• PROVIDED INFORMATION:
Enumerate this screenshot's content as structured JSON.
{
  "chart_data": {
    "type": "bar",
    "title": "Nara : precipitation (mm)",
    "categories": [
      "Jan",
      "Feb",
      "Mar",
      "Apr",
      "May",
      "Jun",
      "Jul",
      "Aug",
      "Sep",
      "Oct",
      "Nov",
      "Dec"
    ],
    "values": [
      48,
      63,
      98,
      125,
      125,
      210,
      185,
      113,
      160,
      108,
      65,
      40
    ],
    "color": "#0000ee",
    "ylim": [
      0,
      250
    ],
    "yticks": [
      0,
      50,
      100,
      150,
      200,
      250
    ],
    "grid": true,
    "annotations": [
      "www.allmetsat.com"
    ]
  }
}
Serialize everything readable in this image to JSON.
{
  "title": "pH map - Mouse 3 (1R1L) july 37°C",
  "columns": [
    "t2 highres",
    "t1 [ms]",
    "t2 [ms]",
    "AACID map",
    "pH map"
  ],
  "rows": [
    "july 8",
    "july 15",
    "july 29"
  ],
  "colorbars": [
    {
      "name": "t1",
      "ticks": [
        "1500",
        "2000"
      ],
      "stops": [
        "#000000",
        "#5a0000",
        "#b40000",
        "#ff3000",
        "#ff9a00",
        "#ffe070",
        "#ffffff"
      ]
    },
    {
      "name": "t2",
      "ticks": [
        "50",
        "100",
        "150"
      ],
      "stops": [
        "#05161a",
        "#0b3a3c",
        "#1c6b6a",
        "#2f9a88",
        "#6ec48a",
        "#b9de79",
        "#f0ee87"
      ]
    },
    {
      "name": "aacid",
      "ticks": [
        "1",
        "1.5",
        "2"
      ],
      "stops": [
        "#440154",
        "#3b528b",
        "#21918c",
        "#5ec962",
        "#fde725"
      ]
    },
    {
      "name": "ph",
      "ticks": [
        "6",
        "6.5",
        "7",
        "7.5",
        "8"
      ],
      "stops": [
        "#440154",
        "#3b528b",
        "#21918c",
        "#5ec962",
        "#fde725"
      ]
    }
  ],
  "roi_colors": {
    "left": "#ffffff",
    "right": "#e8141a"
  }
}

• SET TASK:
Output an exact copy of each record.

• RESPONSE:
Enumerate this screenshot's content as structured JSON.
{
  "chart_data": {
    "type": "bar",
    "title": "Nara : precipitation (mm)",
    "categories": [
      "Jan",
      "Feb",
      "Mar",
      "Apr",
      "May",
      "Jun",
      "Jul",
      "Aug",
      "Sep",
      "Oct",
      "Nov",
      "Dec"
    ],
    "values": [
      48,
      63,
      98,
      125,
      125,
      210,
      185,
      113,
      160,
      108,
      65,
      40
    ],
    "color": "#0000ee",
    "ylim": [
      0,
      250
    ],
    "yticks": [
      0,
      50,
      100,
      150,
      200,
      250
    ],
    "grid": true,
    "annotations": [
      "www.allmetsat.com"
    ]
  }
}
Serialize everything readable in this image to JSON.
{
  "title": "pH map - Mouse 3 (1R1L) july 37°C",
  "columns": [
    "t2 highres",
    "t1 [ms]",
    "t2 [ms]",
    "AACID map",
    "pH map"
  ],
  "rows": [
    "july 8",
    "july 15",
    "july 29"
  ],
  "colorbars": [
    {
      "name": "t1",
      "ticks": [
        "1500",
        "2000"
      ],
      "stops": [
        "#000000",
        "#5a0000",
        "#b40000",
        "#ff3000",
        "#ff9a00",
        "#ffe070",
        "#ffffff"
      ]
    },
    {
      "name": "t2",
      "ticks": [
        "50",
        "100",
        "150"
      ],
      "stops": [
        "#05161a",
        "#0b3a3c",
        "#1c6b6a",
        "#2f9a88",
        "#6ec48a",
        "#b9de79",
        "#f0ee87"
      ]
    },
    {
      "name": "aacid",
      "ticks": [
        "1",
        "1.5",
        "2"
      ],
      "stops": [
        "#440154",
        "#3b528b",
        "#21918c",
        "#5ec962",
        "#fde725"
      ]
    },
    {
      "name": "ph",
      "ticks": [
        "6",
        "6.5",
        "7",
        "7.5",
        "8"
      ],
      "stops": [
        "#440154",
        "#3b528b",
        "#21918c",
        "#5ec962",
        "#fde725"
      ]
    }
  ],
  "roi_colors": {
    "left": "#ffffff",
    "right": "#e8141a"
  }
}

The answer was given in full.